[Rows from a dataset]
* * * * *

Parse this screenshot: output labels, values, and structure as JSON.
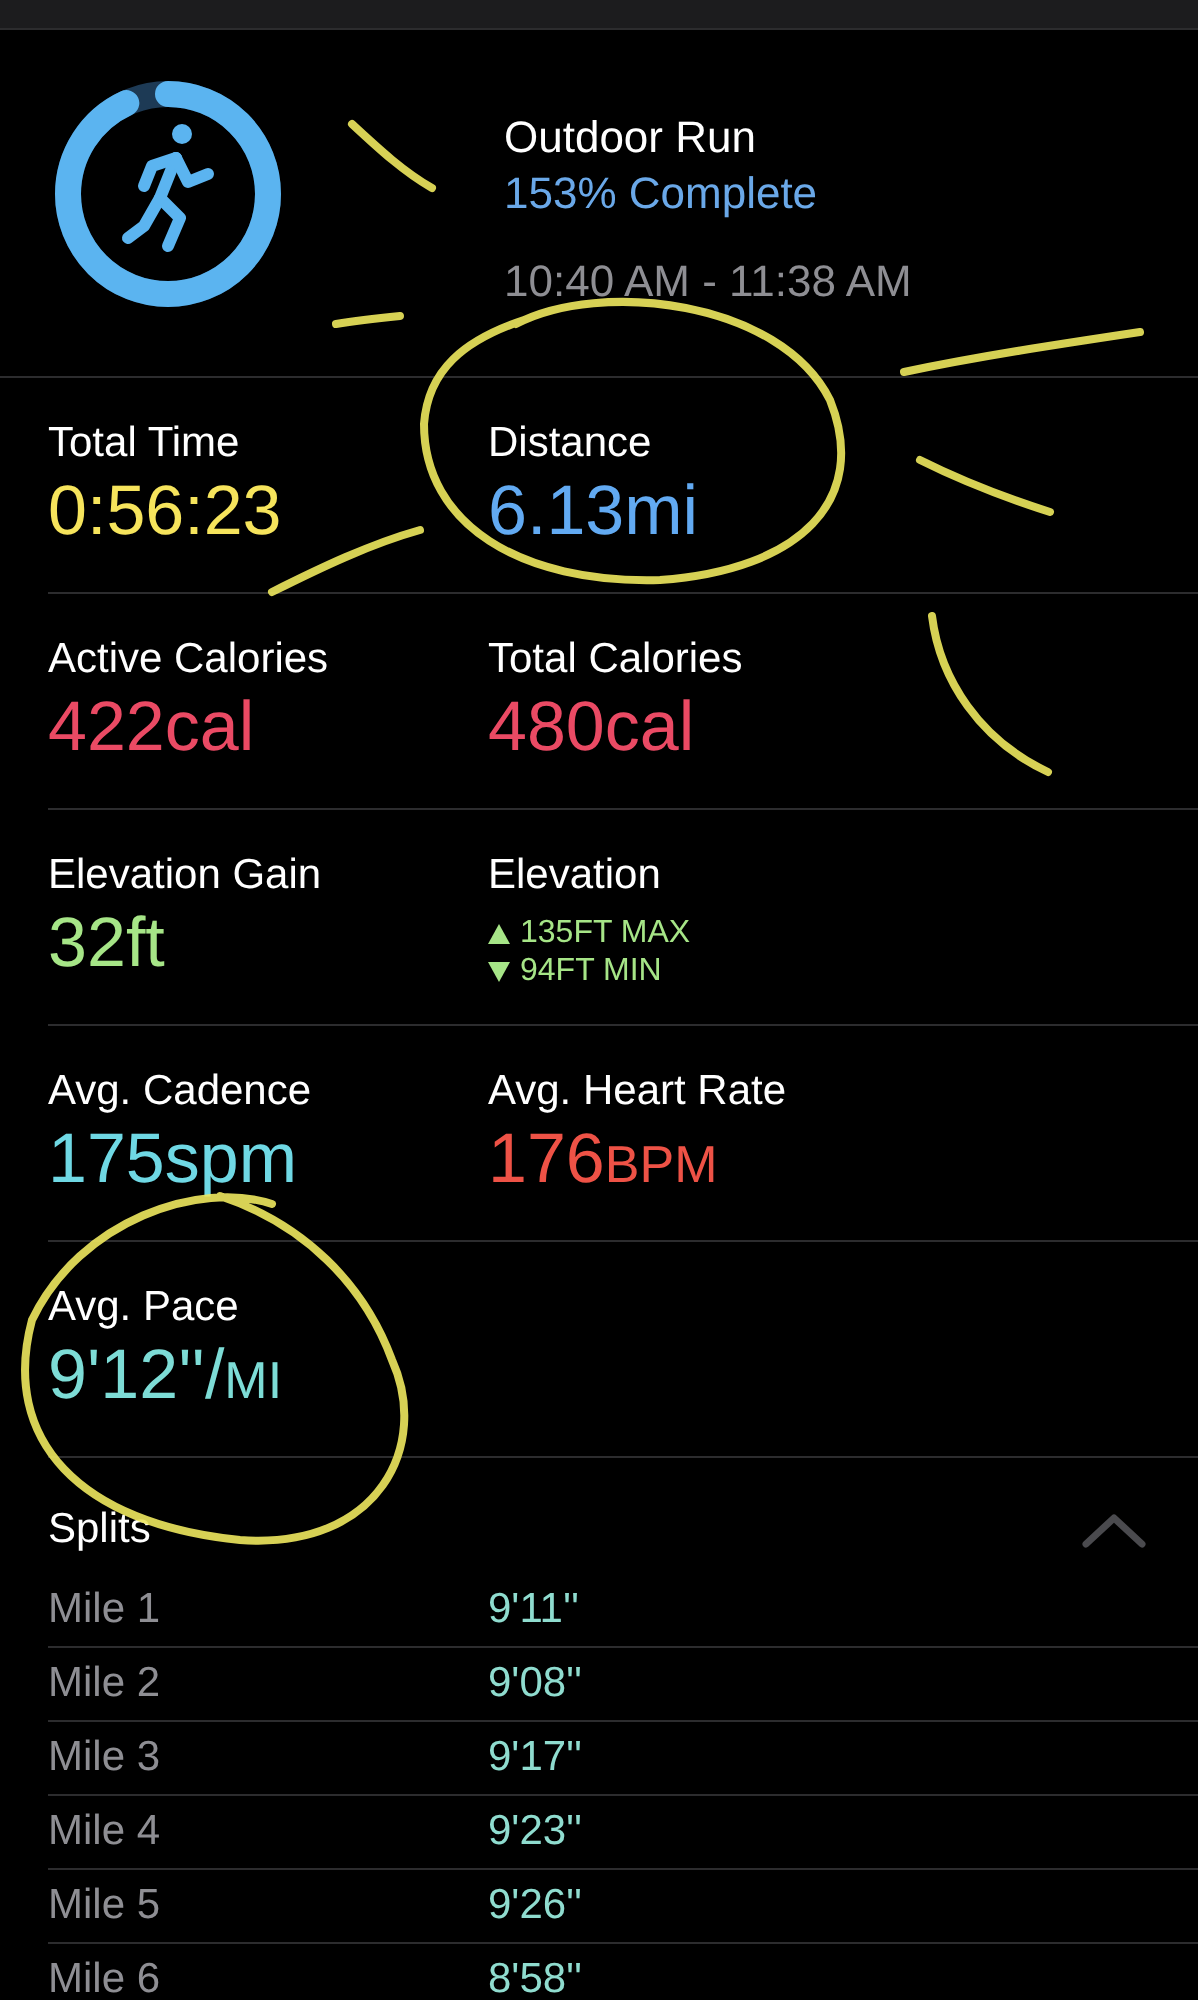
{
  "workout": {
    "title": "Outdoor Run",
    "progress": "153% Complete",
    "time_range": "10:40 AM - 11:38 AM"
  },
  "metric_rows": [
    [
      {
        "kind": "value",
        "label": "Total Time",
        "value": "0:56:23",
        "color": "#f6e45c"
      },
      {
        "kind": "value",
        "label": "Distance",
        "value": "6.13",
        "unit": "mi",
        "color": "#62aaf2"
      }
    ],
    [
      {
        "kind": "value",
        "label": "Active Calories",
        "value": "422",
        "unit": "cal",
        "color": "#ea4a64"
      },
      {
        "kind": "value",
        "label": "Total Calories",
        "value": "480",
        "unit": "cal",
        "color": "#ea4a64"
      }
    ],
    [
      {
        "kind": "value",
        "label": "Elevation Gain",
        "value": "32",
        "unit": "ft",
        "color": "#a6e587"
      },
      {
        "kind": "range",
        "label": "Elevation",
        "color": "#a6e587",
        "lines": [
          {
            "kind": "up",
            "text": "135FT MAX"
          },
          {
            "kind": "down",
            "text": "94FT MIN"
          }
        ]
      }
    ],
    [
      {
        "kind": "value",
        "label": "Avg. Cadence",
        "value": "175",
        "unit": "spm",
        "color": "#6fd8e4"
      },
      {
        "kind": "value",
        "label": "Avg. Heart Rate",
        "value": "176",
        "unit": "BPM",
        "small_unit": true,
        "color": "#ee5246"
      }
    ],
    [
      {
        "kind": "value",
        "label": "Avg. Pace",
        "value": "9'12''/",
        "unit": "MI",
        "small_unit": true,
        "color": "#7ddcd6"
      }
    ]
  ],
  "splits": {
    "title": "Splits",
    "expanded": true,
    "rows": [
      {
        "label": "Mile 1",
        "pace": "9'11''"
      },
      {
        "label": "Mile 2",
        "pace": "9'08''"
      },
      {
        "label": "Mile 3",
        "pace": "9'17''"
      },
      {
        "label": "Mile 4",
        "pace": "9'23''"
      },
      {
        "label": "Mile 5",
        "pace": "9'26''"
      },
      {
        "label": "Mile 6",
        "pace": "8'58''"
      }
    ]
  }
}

* * * * *

WORK TO COMPLETE: Set the listing down in full and exactly. Pictures within it should not appear in the copy.

REPLY:
Parse this screenshot: output labels, values, and structure as JSON.
{
  "workout": {
    "title": "Outdoor Run",
    "progress": "153% Complete",
    "time_range": "10:40 AM - 11:38 AM"
  },
  "metric_rows": [
    [
      {
        "kind": "value",
        "label": "Total Time",
        "value": "0:56:23",
        "color": "#f6e45c"
      },
      {
        "kind": "value",
        "label": "Distance",
        "value": "6.13",
        "unit": "mi",
        "color": "#62aaf2"
      }
    ],
    [
      {
        "kind": "value",
        "label": "Active Calories",
        "value": "422",
        "unit": "cal",
        "color": "#ea4a64"
      },
      {
        "kind": "value",
        "label": "Total Calories",
        "value": "480",
        "unit": "cal",
        "color": "#ea4a64"
      }
    ],
    [
      {
        "kind": "value",
        "label": "Elevation Gain",
        "value": "32",
        "unit": "ft",
        "color": "#a6e587"
      },
      {
        "kind": "range",
        "label": "Elevation",
        "color": "#a6e587",
        "lines": [
          {
            "kind": "up",
            "text": "135FT MAX"
          },
          {
            "kind": "down",
            "text": "94FT MIN"
          }
        ]
      }
    ],
    [
      {
        "kind": "value",
        "label": "Avg. Cadence",
        "value": "175",
        "unit": "spm",
        "color": "#6fd8e4"
      },
      {
        "kind": "value",
        "label": "Avg. Heart Rate",
        "value": "176",
        "unit": "BPM",
        "small_unit": true,
        "color": "#ee5246"
      }
    ],
    [
      {
        "kind": "value",
        "label": "Avg. Pace",
        "value": "9'12''/",
        "unit": "MI",
        "small_unit": true,
        "color": "#7ddcd6"
      }
    ]
  ],
  "splits": {
    "title": "Splits",
    "expanded": true,
    "rows": [
      {
        "label": "Mile 1",
        "pace": "9'11''"
      },
      {
        "label": "Mile 2",
        "pace": "9'08''"
      },
      {
        "label": "Mile 3",
        "pace": "9'17''"
      },
      {
        "label": "Mile 4",
        "pace": "9'23''"
      },
      {
        "label": "Mile 5",
        "pace": "9'26''"
      },
      {
        "label": "Mile 6",
        "pace": "8'58''"
      }
    ]
  }
}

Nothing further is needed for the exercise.